PROBLEM DESCRIPTION: Report how many lines below contain the word "Cheng". Give only the number.

INPUT MATERIAL:
╔══

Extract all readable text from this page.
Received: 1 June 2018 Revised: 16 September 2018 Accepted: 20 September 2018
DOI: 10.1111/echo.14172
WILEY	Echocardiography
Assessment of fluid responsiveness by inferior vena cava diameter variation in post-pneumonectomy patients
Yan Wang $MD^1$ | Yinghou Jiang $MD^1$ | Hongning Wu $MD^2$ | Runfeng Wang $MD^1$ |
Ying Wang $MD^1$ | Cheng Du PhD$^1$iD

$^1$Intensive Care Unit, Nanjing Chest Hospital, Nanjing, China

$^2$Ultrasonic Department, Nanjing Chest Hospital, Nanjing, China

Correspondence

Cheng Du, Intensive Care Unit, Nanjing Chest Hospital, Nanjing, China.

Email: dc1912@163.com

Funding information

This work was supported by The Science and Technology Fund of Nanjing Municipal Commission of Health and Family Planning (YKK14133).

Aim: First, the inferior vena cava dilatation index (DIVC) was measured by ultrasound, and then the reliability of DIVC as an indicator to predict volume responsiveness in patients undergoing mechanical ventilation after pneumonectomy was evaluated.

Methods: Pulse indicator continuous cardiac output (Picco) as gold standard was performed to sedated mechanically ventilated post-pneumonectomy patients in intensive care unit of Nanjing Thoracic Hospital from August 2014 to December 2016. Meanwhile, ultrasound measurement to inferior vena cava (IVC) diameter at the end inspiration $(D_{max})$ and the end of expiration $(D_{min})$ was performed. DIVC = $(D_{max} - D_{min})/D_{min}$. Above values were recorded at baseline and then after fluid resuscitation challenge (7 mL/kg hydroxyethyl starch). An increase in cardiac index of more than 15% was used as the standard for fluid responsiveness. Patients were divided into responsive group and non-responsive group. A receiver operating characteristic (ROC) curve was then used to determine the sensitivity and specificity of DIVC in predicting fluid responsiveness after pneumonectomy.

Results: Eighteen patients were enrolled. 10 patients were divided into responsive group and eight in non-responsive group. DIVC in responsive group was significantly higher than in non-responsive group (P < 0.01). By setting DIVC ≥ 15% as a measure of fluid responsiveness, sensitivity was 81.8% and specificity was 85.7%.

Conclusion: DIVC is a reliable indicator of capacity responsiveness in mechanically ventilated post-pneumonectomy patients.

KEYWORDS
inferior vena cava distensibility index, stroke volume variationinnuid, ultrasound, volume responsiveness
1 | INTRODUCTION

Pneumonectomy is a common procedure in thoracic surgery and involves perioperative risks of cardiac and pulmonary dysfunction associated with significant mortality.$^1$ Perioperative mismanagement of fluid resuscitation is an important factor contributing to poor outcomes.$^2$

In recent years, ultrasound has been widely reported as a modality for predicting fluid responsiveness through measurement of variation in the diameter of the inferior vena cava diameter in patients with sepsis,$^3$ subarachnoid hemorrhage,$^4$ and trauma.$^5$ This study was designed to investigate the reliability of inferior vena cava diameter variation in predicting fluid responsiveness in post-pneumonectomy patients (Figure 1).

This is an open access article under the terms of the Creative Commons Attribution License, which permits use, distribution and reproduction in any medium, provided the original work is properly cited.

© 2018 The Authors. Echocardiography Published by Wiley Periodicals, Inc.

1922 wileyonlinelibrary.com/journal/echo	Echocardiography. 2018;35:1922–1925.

╚══

ANSWER AREA: 2